++++ SUPPLIED MATERIAL
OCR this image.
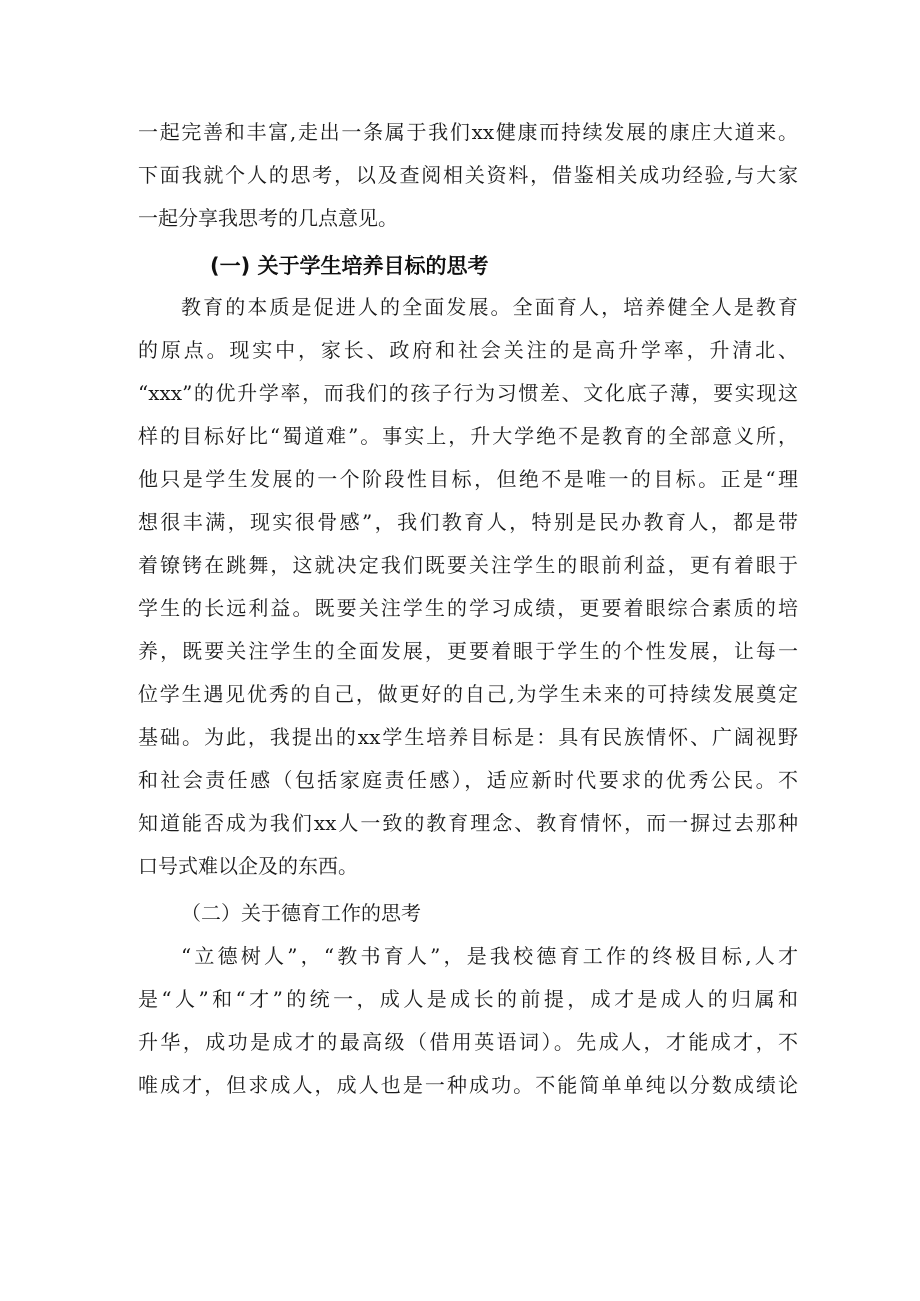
一起完善和丰富,走出一条属于我们xx健康而持续发展的康庄大道来。
下面我就个人的思考，以及查阅相关资料，借鉴相关成功经验,与大家
一起分享我思考的几点意见。
(一) 关于学生培养目标的思考
教育的本质是促进人的全面发展。全面育人，培养健全人是教育
的原点。现实中，家长、政府和社会关注的是高升学率，升清北、
“xxx”的优升学率，而我们的孩子行为习惯差、文化底子薄，要实现这
样的目标好比“蜀道难”。事实上，升大学绝不是教育的全部意义所，
他只是学生发展的一个阶段性目标，但绝不是唯一的目标。正是“理
想很丰满，现实很骨感”，我们教育人，特别是民办教育人，都是带
着镣铐在跳舞，这就决定我们既要关注学生的眼前利益，更有着眼于
学生的长远利益。既要关注学生的学习成绩，更要着眼综合素质的培
养，既要关注学生的全面发展，更要着眼于学生的个性发展，让每一
位学生遇见优秀的自己，做更好的自己,为学生未来的可持续发展奠定
基础。为此，我提出的xx学生培养目标是：具有民族情怀、广阔视野
和社会责任感（包括家庭责任感），适应新时代要求的优秀公民。不
知道能否成为我们xx人一致的教育理念、教育情怀，而一摒过去那种
口号式难以企及的东西。
（二）关于德育工作的思考
“立德树人”，“教书育人”，是我校德育工作的终极目标,人才
是“人”和“才”的统一，成人是成长的前提，成才是成人的归属和
升华，成功是成才的最高级（借用英语词）。先成人，才能成才，不
唯成才，但求成人，成人也是一种成功。不能简单单纯以分数成绩论
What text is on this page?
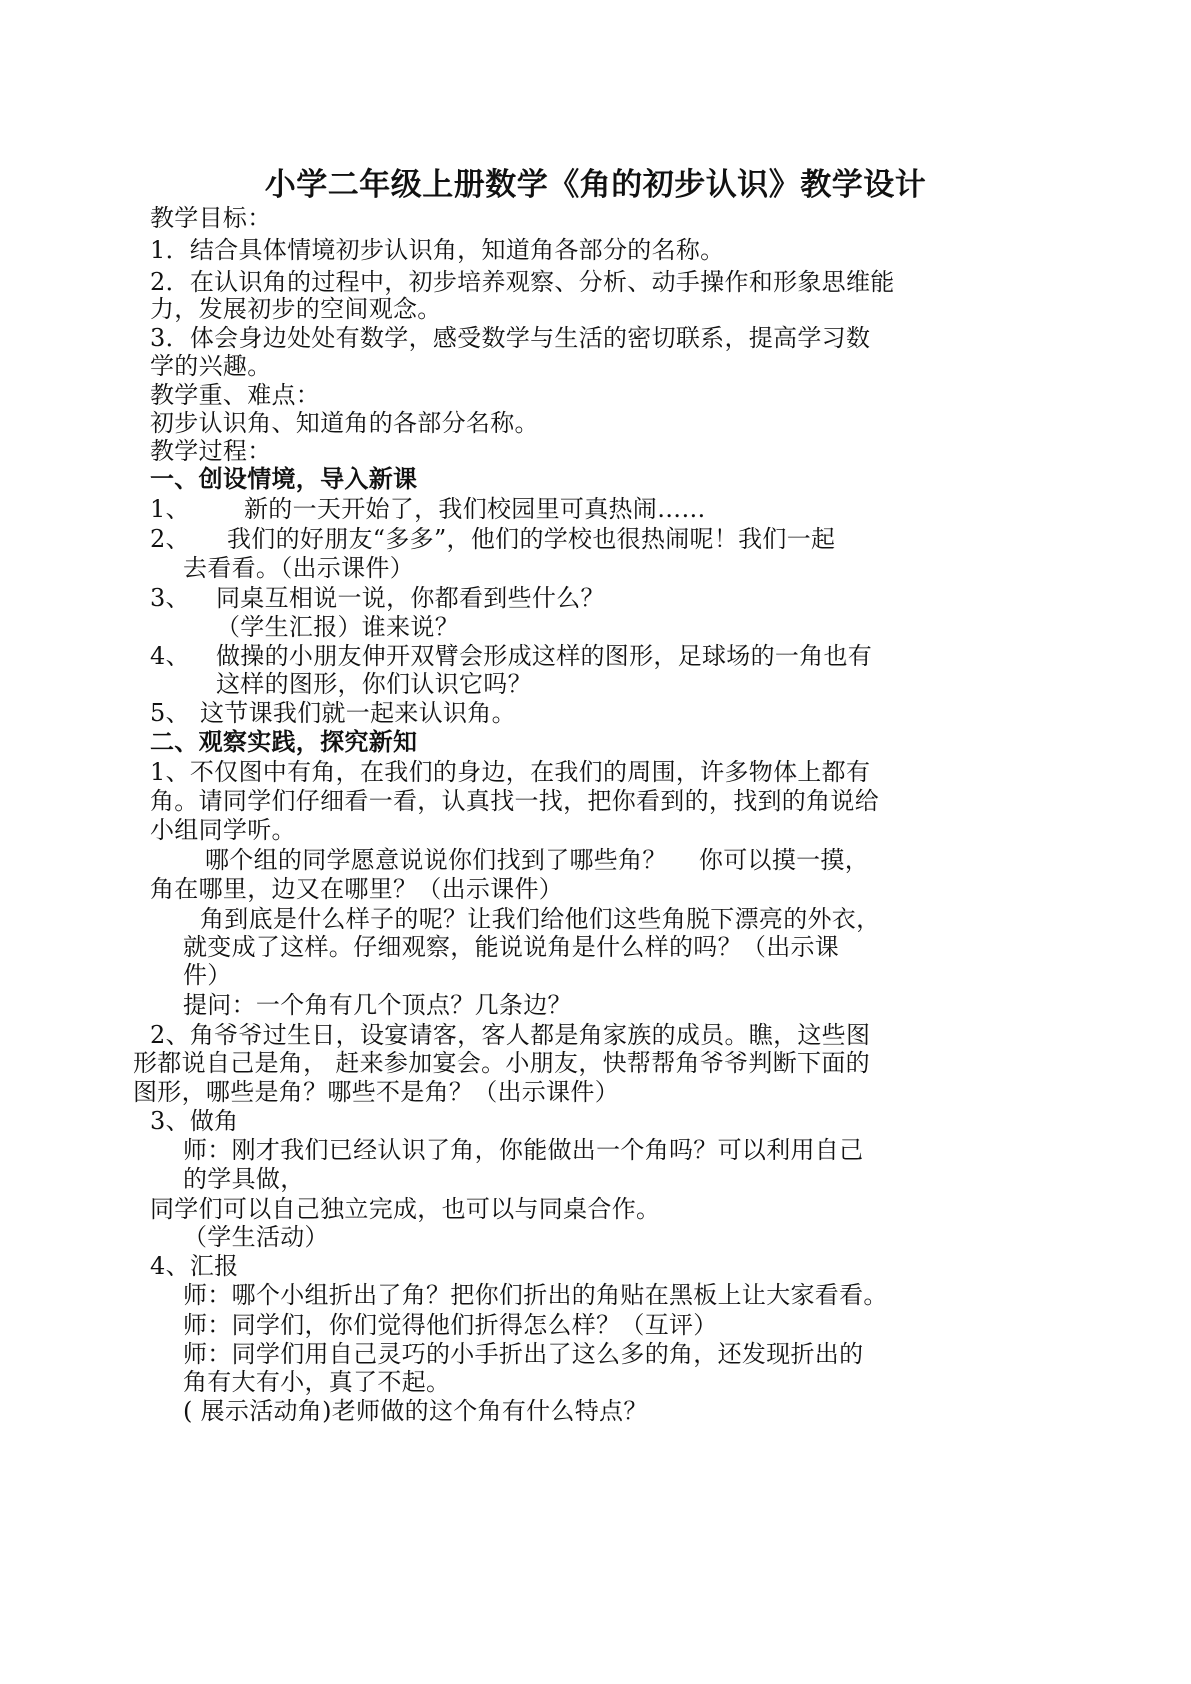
小学二年级上册数学《角的初步认识》教学设计
教学目标：
1．结合具体情境初步认识角，知道角各部分的名称。
2．在认识角的过程中，初步培养观察、分析、动手操作和形象思维能
力，发展初步的空间观念。
3．体会身边处处有数学，感受数学与生活的密切联系，提高学习数
学的兴趣。
教学重、难点：
初步认识角、知道角的各部分名称。
教学过程：
一、创设情境，导入新课
1、 新的一天开始了，我们校园里可真热闹……
2、 我们的好朋友“多多”，他们的学校也很热闹呢！我们一起
去看看。（出示课件）
3、 同桌互相说一说，你都看到些什么？
（学生汇报）谁来说？
4、 做操的小朋友伸开双臂会形成这样的图形，足球场的一角也有
这样的图形，你们认识它吗？
5、 这节课我们就一起来认识角。
二、观察实践，探究新知
1、不仅图中有角，在我们的身边，在我们的周围，许多物体上都有
角。请同学们仔细看一看，认真找一找，把你看到的，找到的角说给
小组同学听。
哪个组的同学愿意说说你们找到了哪些角？　 你可以摸一摸，
角在哪里，边又在哪里？（出示课件）
角到底是什么样子的呢？让我们给他们这些角脱下漂亮的外衣，
就变成了这样。仔细观察，能说说角是什么样的吗？（出示课
件）
提问：一个角有几个顶点？几条边？
2、角爷爷过生日，设宴请客，客人都是角家族的成员。瞧，这些图
形都说自己是角， 赶来参加宴会。小朋友，快帮帮角爷爷判断下面的
图形，哪些是角？哪些不是角？（出示课件）
3、做角
师：刚才我们已经认识了角，你能做出一个角吗？可以利用自己
的学具做，
同学们可以自己独立完成，也可以与同桌合作。
（学生活动）
4、汇报
师：哪个小组折出了角？把你们折出的角贴在黑板上让大家看看。
师：同学们，你们觉得他们折得怎么样？（互评）
师：同学们用自己灵巧的小手折出了这么多的角，还发现折出的
角有大有小，真了不起。
( 展示活动角)老师做的这个角有什么特点？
++++++++
◆ **GIVEN REQUEST**
Set down nothing but the lines from the one containing "What text is on this page?" to the final line above, both included, with every picture left out.

◆ **SOLUTION FOR THIS EXERCISE**
What text is on this page?
小学二年级上册数学《角的初步认识》教学设计
教学目标：
1．结合具体情境初步认识角，知道角各部分的名称。
2．在认识角的过程中，初步培养观察、分析、动手操作和形象思维能
力，发展初步的空间观念。
3．体会身边处处有数学，感受数学与生活的密切联系，提高学习数
学的兴趣。
教学重、难点：
初步认识角、知道角的各部分名称。
教学过程：
一、创设情境，导入新课
1、 新的一天开始了，我们校园里可真热闹……
2、 我们的好朋友“多多”，他们的学校也很热闹呢！我们一起
去看看。（出示课件）
3、 同桌互相说一说，你都看到些什么？
（学生汇报）谁来说？
4、 做操的小朋友伸开双臂会形成这样的图形，足球场的一角也有
这样的图形，你们认识它吗？
5、 这节课我们就一起来认识角。
二、观察实践，探究新知
1、不仅图中有角，在我们的身边，在我们的周围，许多物体上都有
角。请同学们仔细看一看，认真找一找，把你看到的，找到的角说给
小组同学听。
哪个组的同学愿意说说你们找到了哪些角？　 你可以摸一摸，
角在哪里，边又在哪里？（出示课件）
角到底是什么样子的呢？让我们给他们这些角脱下漂亮的外衣，
就变成了这样。仔细观察，能说说角是什么样的吗？（出示课
件）
提问：一个角有几个顶点？几条边？
2、角爷爷过生日，设宴请客，客人都是角家族的成员。瞧，这些图
形都说自己是角， 赶来参加宴会。小朋友，快帮帮角爷爷判断下面的
图形，哪些是角？哪些不是角？（出示课件）
3、做角
师：刚才我们已经认识了角，你能做出一个角吗？可以利用自己
的学具做，
同学们可以自己独立完成，也可以与同桌合作。
（学生活动）
4、汇报
师：哪个小组折出了角？把你们折出的角贴在黑板上让大家看看。
师：同学们，你们觉得他们折得怎么样？（互评）
师：同学们用自己灵巧的小手折出了这么多的角，还发现折出的
角有大有小，真了不起。
( 展示活动角)老师做的这个角有什么特点？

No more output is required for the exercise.